Requirements: In the material below, count the lines with the word "ffffff" and state that number only.
——————————
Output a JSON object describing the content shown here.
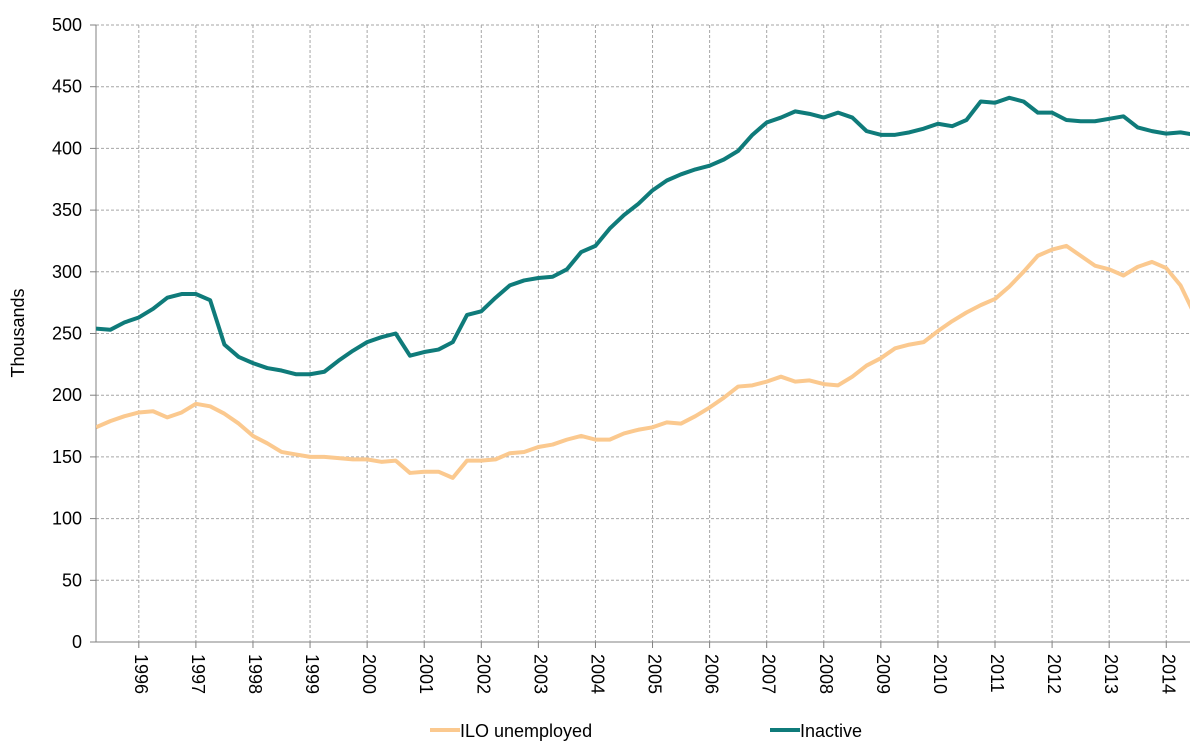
{
  "chart_data": {
    "type": "line",
    "y_label": "Thousands",
    "categories": [
      null,
      null,
      null,
      "1996",
      null,
      null,
      null,
      "1997",
      null,
      null,
      null,
      "1998",
      null,
      null,
      null,
      "1999",
      null,
      null,
      null,
      "2000",
      null,
      null,
      null,
      "2001",
      null,
      null,
      null,
      "2002",
      null,
      null,
      null,
      "2003",
      null,
      null,
      null,
      "2004",
      null,
      null,
      null,
      "2005",
      null,
      null,
      null,
      "2006",
      null,
      null,
      null,
      "2007",
      null,
      null,
      null,
      "2008",
      null,
      null,
      null,
      "2009",
      null,
      null,
      null,
      "2010",
      null,
      null,
      null,
      "2011",
      null,
      null,
      null,
      "2012",
      null,
      null,
      null,
      "2013",
      null,
      null,
      null,
      "2014",
      null,
      null
    ],
    "series": [
      {
        "name": "ILO unemployed",
        "color": "#fbc98f",
        "values": [
          174,
          179,
          183,
          186,
          187,
          182,
          186,
          193,
          191,
          185,
          177,
          167,
          161,
          154,
          152,
          150,
          150,
          149,
          148,
          148,
          146,
          147,
          137,
          138,
          138,
          133,
          147,
          147,
          148,
          153,
          154,
          158,
          160,
          164,
          167,
          164,
          164,
          169,
          172,
          174,
          178,
          177,
          183,
          190,
          198,
          207,
          208,
          211,
          215,
          211,
          212,
          209,
          208,
          215,
          224,
          230,
          238,
          241,
          243,
          252,
          260,
          267,
          273,
          278,
          288,
          300,
          313,
          318,
          321,
          313,
          305,
          302,
          297,
          304,
          308,
          303,
          289,
          265
        ]
      },
      {
        "name": "Inactive",
        "color": "#0f7b7a",
        "values": [
          254,
          253,
          259,
          263,
          270,
          279,
          282,
          282,
          277,
          241,
          231,
          226,
          222,
          220,
          217,
          217,
          219,
          228,
          236,
          243,
          247,
          250,
          232,
          235,
          237,
          243,
          265,
          268,
          279,
          289,
          293,
          295,
          296,
          302,
          316,
          321,
          335,
          346,
          355,
          366,
          374,
          379,
          383,
          386,
          391,
          398,
          411,
          421,
          425,
          430,
          428,
          425,
          429,
          425,
          414,
          411,
          411,
          413,
          416,
          420,
          418,
          423,
          438,
          437,
          441,
          438,
          429,
          429,
          423,
          422,
          422,
          424,
          426,
          417,
          414,
          412,
          413,
          411
        ]
      }
    ],
    "ylim": [
      0,
      500
    ],
    "yticks": [
      0,
      50,
      100,
      150,
      200,
      250,
      300,
      350,
      400,
      450,
      500
    ],
    "grid": true,
    "legend": "bottom"
  }
}
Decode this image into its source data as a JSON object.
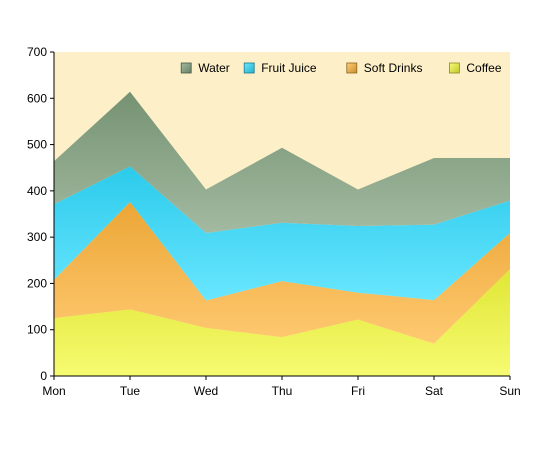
{
  "chart_data": {
    "type": "area",
    "stacked": true,
    "categories": [
      "Mon",
      "Tue",
      "Wed",
      "Thu",
      "Fri",
      "Sat",
      "Sun"
    ],
    "series": [
      {
        "name": "Coffee",
        "color": "#f3fa3a",
        "values": [
          125,
          144,
          104,
          84,
          122,
          70,
          231
        ]
      },
      {
        "name": "Soft Drinks",
        "color": "#ffb43a",
        "values": [
          83,
          232,
          59,
          121,
          58,
          94,
          78
        ]
      },
      {
        "name": "Fruit Juice",
        "color": "#2fdcff",
        "values": [
          163,
          77,
          146,
          126,
          144,
          163,
          70
        ]
      },
      {
        "name": "Water",
        "color": "#7f9f7c",
        "values": [
          93,
          161,
          94,
          162,
          79,
          144,
          92
        ]
      }
    ],
    "ylim": [
      0,
      700
    ],
    "yticks": [
      0,
      100,
      200,
      300,
      400,
      500,
      600,
      700
    ],
    "plot_background": "#fdf0c8",
    "grid": false,
    "legend_position": "top-right",
    "title": "",
    "xlabel": "",
    "ylabel": ""
  }
}
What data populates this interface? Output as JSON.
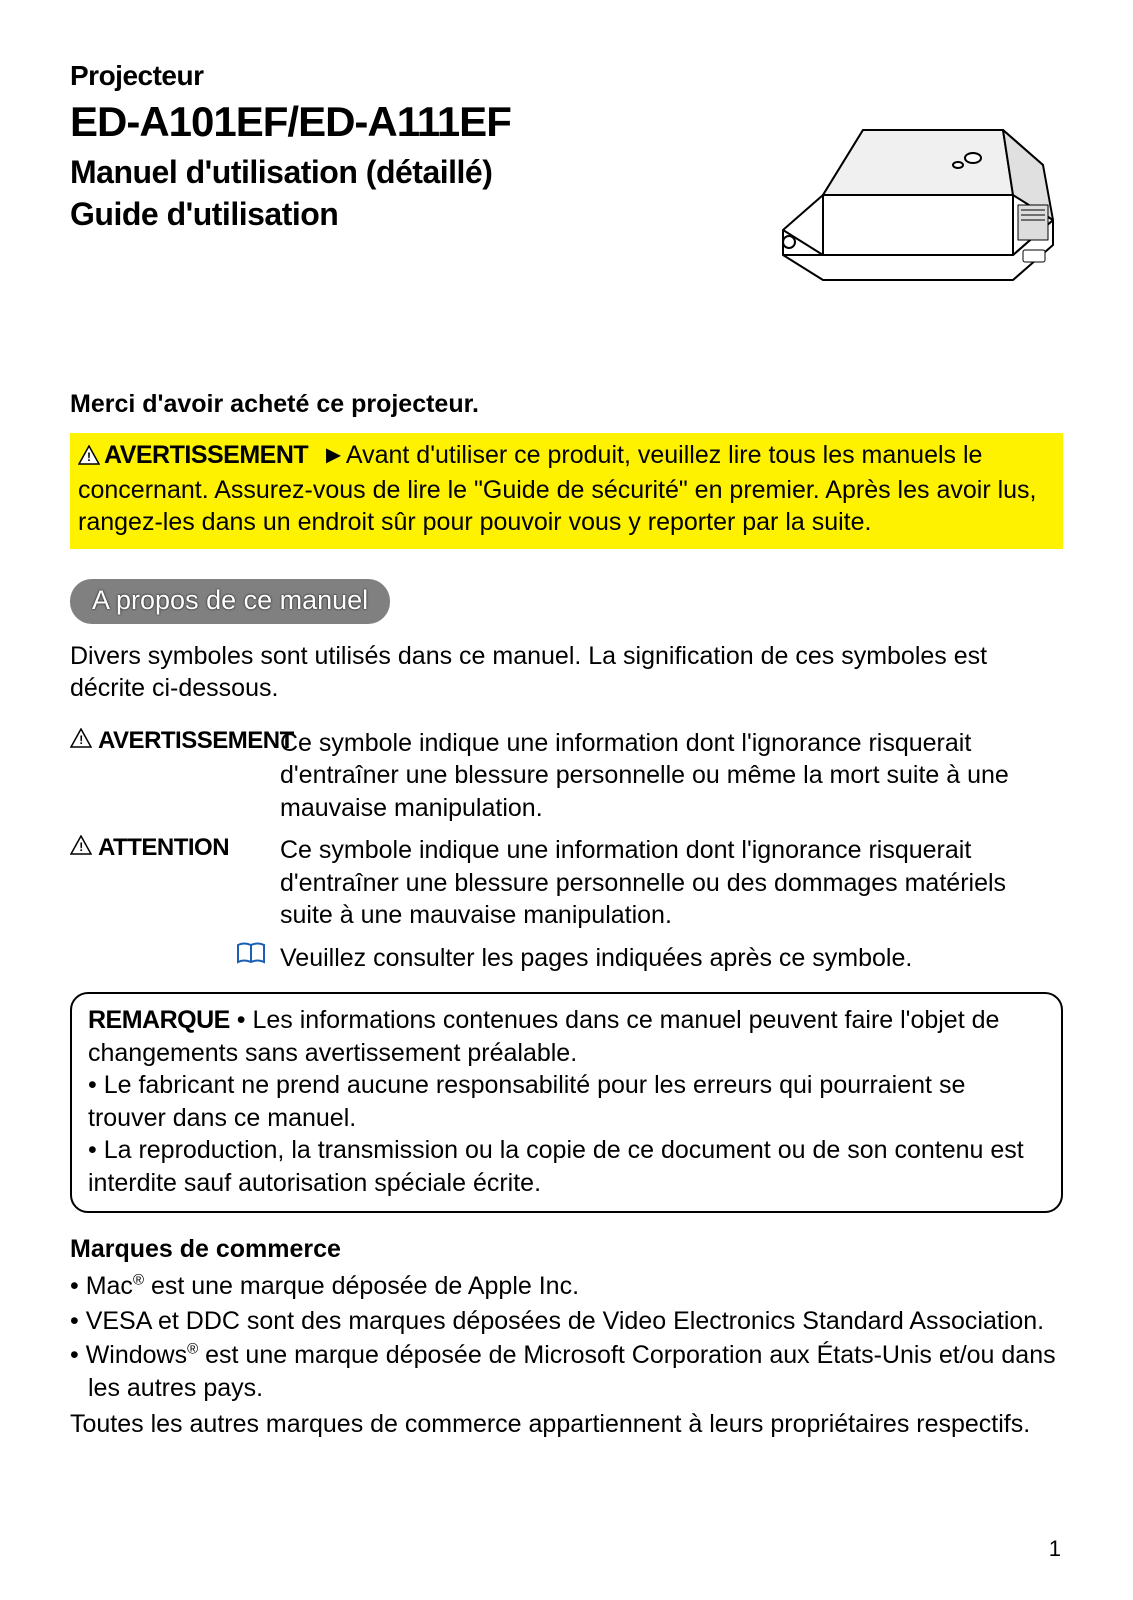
{
  "colors": {
    "page_bg": "#ffffff",
    "text": "#000000",
    "warning_bg": "#fff200",
    "pill_bg": "#808080",
    "pill_text": "#ffffff",
    "triangle_stroke": "#000000",
    "triangle_fill": "#ffffff",
    "book_icon": "#1a5fb4"
  },
  "header": {
    "category": "Projecteur",
    "model": "ED-A101EF/ED-A111EF",
    "subtitle_line1": "Manuel d'utilisation (détaillé)",
    "subtitle_line2": "Guide d'utilisation"
  },
  "thanks": "Merci d'avoir acheté ce projecteur.",
  "warning_box": {
    "label": "AVERTISSEMENT",
    "arrow": "►",
    "text": "Avant d'utiliser ce produit, veuillez lire tous les manuels le concernant. Assurez-vous de lire le \"Guide de sécurité\" en premier. Après les avoir lus, rangez-les dans un endroit sûr pour pouvoir vous y reporter par la suite."
  },
  "section_pill": "A propos de ce manuel",
  "intro": "Divers symboles sont utilisés dans ce manuel. La signification de ces symboles est décrite ci-dessous.",
  "symbols": {
    "avertissement": {
      "label": "AVERTISSEMENT",
      "desc": "Ce symbole indique une information dont l'ignorance risquerait d'entraîner une blessure personnelle ou même la mort suite à une mauvaise manipulation."
    },
    "attention": {
      "label": "ATTENTION",
      "desc": "Ce symbole indique une information dont l'ignorance risquerait d'entraîner une blessure personnelle ou des dommages matériels suite à une mauvaise manipulation."
    },
    "book": {
      "desc": "Veuillez consulter les pages indiquées après ce symbole."
    }
  },
  "remark": {
    "label": "REMARQUE",
    "item1": "• Les informations contenues dans ce manuel peuvent faire l'objet de changements sans avertissement préalable.",
    "item2": "• Le fabricant ne prend aucune responsabilité pour les erreurs qui pourraient se trouver dans ce manuel.",
    "item3": "• La reproduction, la transmission ou la copie de ce document ou de son contenu est interdite sauf autorisation spéciale écrite."
  },
  "trademarks": {
    "title": "Marques de commerce",
    "items": [
      "• Mac® est une marque déposée de Apple Inc.",
      "• VESA et DDC sont des marques déposées de Video Electronics Standard Association.",
      "• Windows® est une marque déposée de Microsoft Corporation aux États-Unis et/ou dans les autres pays."
    ],
    "footer": "Toutes les autres marques de commerce appartiennent à leurs propriétaires respectifs."
  },
  "page_number": "1"
}
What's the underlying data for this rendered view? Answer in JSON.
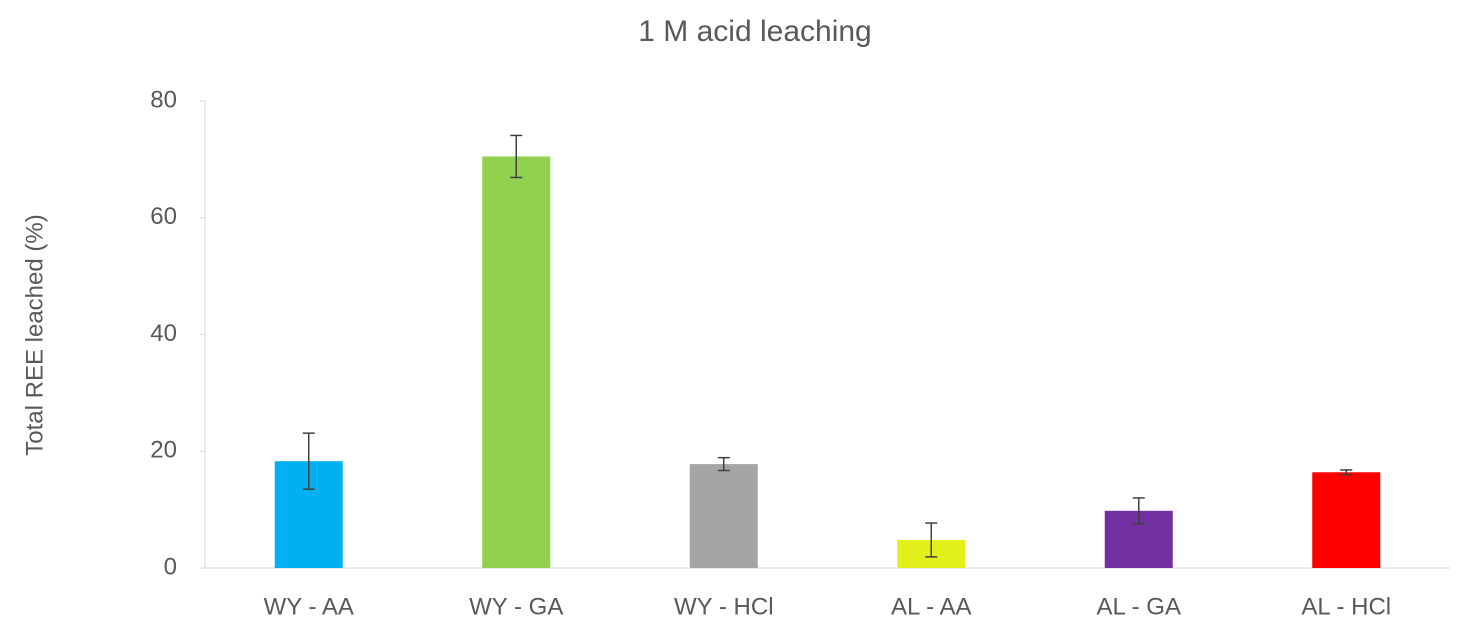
{
  "chart_data": {
    "type": "bar",
    "title": "1 M acid leaching",
    "y_label": "Total REE leached (%)",
    "categories": [
      "WY - AA",
      "WY - GA",
      "WY - HCl",
      "AL - AA",
      "AL - GA",
      "AL - HCl"
    ],
    "values": [
      18.3,
      70.5,
      17.8,
      4.8,
      9.8,
      16.4
    ],
    "errors": [
      4.8,
      3.6,
      1.1,
      2.9,
      2.2,
      0.4
    ],
    "colors": [
      "#00b0f0",
      "#92d050",
      "#a5a5a5",
      "#e2f01c",
      "#7030a0",
      "#ff0000"
    ],
    "ylim": [
      0,
      80
    ],
    "yticks": [
      0,
      20,
      40,
      60,
      80
    ],
    "grid": false
  }
}
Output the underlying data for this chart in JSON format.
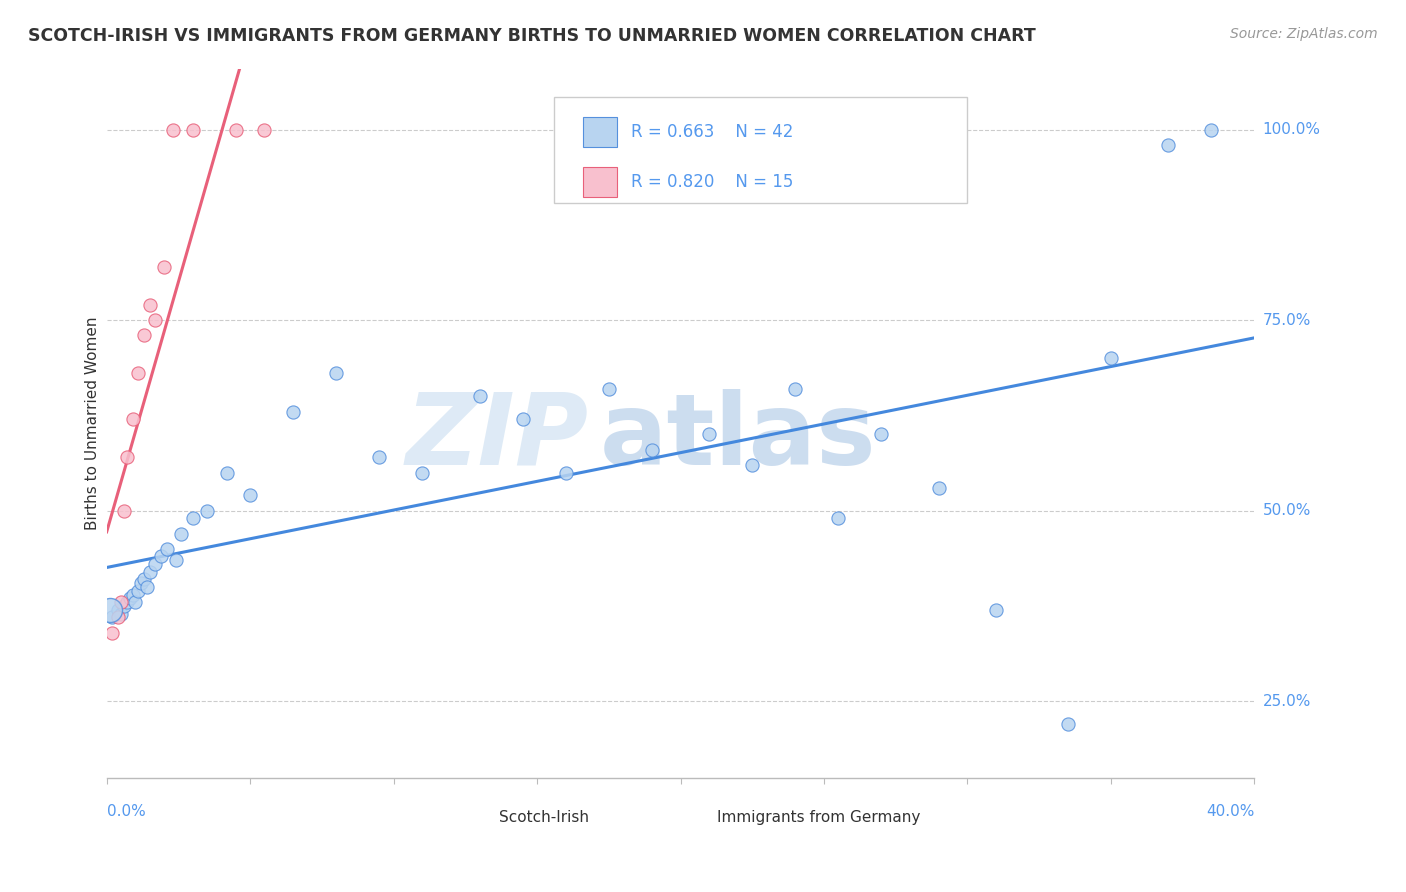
{
  "title": "SCOTCH-IRISH VS IMMIGRANTS FROM GERMANY BIRTHS TO UNMARRIED WOMEN CORRELATION CHART",
  "source": "Source: ZipAtlas.com",
  "ylabel": "Births to Unmarried Women",
  "xlim": [
    0.0,
    40.0
  ],
  "ylim": [
    15.0,
    108.0
  ],
  "yticks": [
    25.0,
    50.0,
    75.0,
    100.0
  ],
  "ytick_labels": [
    "25.0%",
    "50.0%",
    "75.0%",
    "100.0%"
  ],
  "xtick_left": "0.0%",
  "xtick_right": "40.0%",
  "blue_r": "0.663",
  "blue_n": "42",
  "pink_r": "0.820",
  "pink_n": "15",
  "blue_color": "#b8d4f0",
  "pink_color": "#f8c0ce",
  "blue_edge_color": "#5590dd",
  "pink_edge_color": "#e8607a",
  "blue_line_color": "#4488dd",
  "pink_line_color": "#e8607a",
  "watermark_zip": "ZIP",
  "watermark_atlas": "atlas",
  "background_color": "#ffffff",
  "grid_color": "#cccccc",
  "axis_color": "#5599ee",
  "text_color": "#333333",
  "source_color": "#999999",
  "blue_scatter_x": [
    0.2,
    0.4,
    0.5,
    0.6,
    0.7,
    0.8,
    0.9,
    1.0,
    1.1,
    1.2,
    1.3,
    1.4,
    1.5,
    1.7,
    1.9,
    2.1,
    2.4,
    2.6,
    3.0,
    3.5,
    4.2,
    5.0,
    6.5,
    8.0,
    9.5,
    11.0,
    13.0,
    14.5,
    16.0,
    17.5,
    19.0,
    21.0,
    22.5,
    24.0,
    25.5,
    27.0,
    29.0,
    31.0,
    33.5,
    35.0,
    37.0,
    38.5
  ],
  "blue_scatter_y": [
    36.0,
    37.0,
    36.5,
    37.5,
    38.0,
    38.5,
    39.0,
    38.0,
    39.5,
    40.5,
    41.0,
    40.0,
    42.0,
    43.0,
    44.0,
    45.0,
    43.5,
    47.0,
    49.0,
    50.0,
    55.0,
    52.0,
    63.0,
    68.0,
    57.0,
    55.0,
    65.0,
    62.0,
    55.0,
    66.0,
    58.0,
    60.0,
    56.0,
    66.0,
    49.0,
    60.0,
    53.0,
    37.0,
    22.0,
    70.0,
    98.0,
    100.0
  ],
  "blue_large_dot_x": 0.1,
  "blue_large_dot_y": 37.0,
  "pink_scatter_x": [
    0.2,
    0.4,
    0.5,
    0.6,
    0.7,
    0.9,
    1.1,
    1.3,
    1.5,
    1.7,
    2.0,
    2.3,
    3.0,
    4.5,
    5.5
  ],
  "pink_scatter_y": [
    34.0,
    36.0,
    38.0,
    50.0,
    57.0,
    62.0,
    68.0,
    73.0,
    77.0,
    75.0,
    82.0,
    100.0,
    100.0,
    100.0,
    100.0
  ]
}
——————————
Reply to the exercise: 4